## What you need to do
Every line below that mentions the word "Перспектива" should be copied out.
* Start *
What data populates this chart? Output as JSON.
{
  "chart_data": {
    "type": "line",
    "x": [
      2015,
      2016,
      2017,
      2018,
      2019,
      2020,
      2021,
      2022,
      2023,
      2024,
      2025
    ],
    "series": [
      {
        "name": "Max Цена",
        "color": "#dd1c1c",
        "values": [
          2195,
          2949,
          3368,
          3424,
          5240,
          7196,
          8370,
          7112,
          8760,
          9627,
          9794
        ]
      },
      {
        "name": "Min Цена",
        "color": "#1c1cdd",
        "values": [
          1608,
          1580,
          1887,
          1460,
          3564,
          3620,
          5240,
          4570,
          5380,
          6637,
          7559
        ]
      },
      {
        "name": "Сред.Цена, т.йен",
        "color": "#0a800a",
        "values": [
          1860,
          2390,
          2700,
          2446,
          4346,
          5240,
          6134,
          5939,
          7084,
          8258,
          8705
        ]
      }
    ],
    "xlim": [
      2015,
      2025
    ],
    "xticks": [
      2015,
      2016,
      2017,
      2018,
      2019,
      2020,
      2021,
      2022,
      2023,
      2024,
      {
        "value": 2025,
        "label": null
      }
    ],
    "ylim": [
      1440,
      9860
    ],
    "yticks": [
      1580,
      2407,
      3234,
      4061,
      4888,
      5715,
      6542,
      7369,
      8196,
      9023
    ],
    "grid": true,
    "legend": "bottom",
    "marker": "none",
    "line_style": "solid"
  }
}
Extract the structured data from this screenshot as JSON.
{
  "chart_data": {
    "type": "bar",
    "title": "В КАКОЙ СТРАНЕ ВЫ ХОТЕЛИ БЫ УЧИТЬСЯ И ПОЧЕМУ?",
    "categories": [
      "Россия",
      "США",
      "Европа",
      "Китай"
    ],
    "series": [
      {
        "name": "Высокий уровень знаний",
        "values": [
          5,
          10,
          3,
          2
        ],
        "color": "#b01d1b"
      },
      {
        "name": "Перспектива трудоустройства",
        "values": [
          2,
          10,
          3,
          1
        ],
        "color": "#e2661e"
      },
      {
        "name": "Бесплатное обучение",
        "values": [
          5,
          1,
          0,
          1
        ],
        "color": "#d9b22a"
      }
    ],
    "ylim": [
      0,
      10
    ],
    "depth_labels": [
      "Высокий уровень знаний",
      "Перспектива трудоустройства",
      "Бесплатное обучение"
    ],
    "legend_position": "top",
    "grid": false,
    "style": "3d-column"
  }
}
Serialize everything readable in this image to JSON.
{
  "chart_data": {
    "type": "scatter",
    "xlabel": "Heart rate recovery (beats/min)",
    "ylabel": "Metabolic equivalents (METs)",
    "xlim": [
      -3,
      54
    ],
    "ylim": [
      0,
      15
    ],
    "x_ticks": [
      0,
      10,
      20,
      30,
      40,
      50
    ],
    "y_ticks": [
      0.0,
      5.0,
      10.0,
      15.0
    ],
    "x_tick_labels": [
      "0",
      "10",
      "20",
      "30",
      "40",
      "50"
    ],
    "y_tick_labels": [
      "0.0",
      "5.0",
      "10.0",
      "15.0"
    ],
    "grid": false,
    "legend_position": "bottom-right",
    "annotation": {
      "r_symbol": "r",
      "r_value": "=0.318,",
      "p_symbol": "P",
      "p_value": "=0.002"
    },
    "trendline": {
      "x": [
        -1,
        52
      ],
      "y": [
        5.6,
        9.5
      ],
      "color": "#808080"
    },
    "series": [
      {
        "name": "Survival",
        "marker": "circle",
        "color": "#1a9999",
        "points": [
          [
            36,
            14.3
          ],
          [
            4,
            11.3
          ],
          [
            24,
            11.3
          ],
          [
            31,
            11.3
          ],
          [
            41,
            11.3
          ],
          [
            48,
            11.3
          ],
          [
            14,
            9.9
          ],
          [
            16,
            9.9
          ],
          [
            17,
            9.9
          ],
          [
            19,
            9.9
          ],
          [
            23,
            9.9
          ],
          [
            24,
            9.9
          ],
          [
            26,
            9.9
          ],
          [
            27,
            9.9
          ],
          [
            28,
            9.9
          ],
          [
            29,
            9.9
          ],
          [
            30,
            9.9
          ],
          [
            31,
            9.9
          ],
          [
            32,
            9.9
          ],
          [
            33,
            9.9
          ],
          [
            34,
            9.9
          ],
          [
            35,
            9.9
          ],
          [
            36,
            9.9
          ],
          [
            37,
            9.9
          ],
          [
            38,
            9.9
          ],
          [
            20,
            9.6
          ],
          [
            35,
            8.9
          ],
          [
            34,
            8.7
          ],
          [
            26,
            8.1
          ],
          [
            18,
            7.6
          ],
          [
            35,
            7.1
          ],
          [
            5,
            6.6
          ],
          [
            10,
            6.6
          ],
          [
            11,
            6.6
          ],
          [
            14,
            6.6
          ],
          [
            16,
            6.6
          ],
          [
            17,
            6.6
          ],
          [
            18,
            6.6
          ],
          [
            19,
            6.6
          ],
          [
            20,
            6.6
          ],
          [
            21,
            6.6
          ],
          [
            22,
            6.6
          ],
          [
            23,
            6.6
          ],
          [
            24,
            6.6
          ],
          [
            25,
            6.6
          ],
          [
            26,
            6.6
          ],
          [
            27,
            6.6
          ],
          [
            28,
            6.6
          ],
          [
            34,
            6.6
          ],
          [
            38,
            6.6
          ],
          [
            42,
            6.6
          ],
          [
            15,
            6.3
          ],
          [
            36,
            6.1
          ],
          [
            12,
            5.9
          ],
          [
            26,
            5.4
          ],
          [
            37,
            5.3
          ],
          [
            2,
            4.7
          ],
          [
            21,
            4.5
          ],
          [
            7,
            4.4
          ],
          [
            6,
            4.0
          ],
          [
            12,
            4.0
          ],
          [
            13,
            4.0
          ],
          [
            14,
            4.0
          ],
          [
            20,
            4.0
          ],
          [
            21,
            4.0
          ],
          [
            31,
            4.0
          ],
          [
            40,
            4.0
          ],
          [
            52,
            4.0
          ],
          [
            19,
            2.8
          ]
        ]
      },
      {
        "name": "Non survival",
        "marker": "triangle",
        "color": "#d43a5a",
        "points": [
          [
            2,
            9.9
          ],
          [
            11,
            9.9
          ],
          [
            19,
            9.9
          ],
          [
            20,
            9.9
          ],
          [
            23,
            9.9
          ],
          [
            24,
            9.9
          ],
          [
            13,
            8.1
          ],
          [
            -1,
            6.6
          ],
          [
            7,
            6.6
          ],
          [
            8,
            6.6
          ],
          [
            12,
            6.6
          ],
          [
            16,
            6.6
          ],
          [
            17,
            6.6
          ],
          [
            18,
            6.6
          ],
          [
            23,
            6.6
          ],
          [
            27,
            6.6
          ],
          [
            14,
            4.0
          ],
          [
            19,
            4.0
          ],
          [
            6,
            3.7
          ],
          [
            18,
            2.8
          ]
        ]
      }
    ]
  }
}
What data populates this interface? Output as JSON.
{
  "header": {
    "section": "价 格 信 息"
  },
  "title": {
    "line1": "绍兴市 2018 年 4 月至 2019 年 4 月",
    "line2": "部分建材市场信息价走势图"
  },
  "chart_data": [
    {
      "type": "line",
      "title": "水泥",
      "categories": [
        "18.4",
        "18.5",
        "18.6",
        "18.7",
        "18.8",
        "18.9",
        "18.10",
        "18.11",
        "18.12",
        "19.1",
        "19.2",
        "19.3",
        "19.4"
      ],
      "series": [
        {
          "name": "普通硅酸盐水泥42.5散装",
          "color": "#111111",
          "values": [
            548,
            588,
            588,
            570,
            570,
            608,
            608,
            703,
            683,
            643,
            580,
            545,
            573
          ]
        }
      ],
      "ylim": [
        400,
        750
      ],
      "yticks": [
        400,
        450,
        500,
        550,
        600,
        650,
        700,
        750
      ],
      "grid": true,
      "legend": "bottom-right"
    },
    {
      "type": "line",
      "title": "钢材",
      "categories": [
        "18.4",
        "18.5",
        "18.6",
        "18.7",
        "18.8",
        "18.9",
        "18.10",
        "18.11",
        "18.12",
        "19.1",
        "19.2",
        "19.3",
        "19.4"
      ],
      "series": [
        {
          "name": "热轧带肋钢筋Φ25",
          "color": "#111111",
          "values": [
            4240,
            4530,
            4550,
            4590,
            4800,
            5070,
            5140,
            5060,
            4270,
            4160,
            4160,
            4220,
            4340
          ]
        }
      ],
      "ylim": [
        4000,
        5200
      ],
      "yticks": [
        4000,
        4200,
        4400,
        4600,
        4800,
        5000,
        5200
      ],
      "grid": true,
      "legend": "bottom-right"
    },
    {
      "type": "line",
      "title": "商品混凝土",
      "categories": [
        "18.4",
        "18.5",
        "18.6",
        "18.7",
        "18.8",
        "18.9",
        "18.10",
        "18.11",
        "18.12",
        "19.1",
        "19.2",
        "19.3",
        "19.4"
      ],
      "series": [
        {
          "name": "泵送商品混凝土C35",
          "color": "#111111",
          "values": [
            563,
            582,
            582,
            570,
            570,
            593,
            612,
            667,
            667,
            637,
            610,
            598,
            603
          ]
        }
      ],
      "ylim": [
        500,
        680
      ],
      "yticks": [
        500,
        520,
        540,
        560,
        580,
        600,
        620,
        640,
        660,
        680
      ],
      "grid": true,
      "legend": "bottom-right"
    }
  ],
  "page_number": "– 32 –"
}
* End *
## Expected answer
        "name": "Перспектива трудоустройства",
      "Перспектива трудоустройства",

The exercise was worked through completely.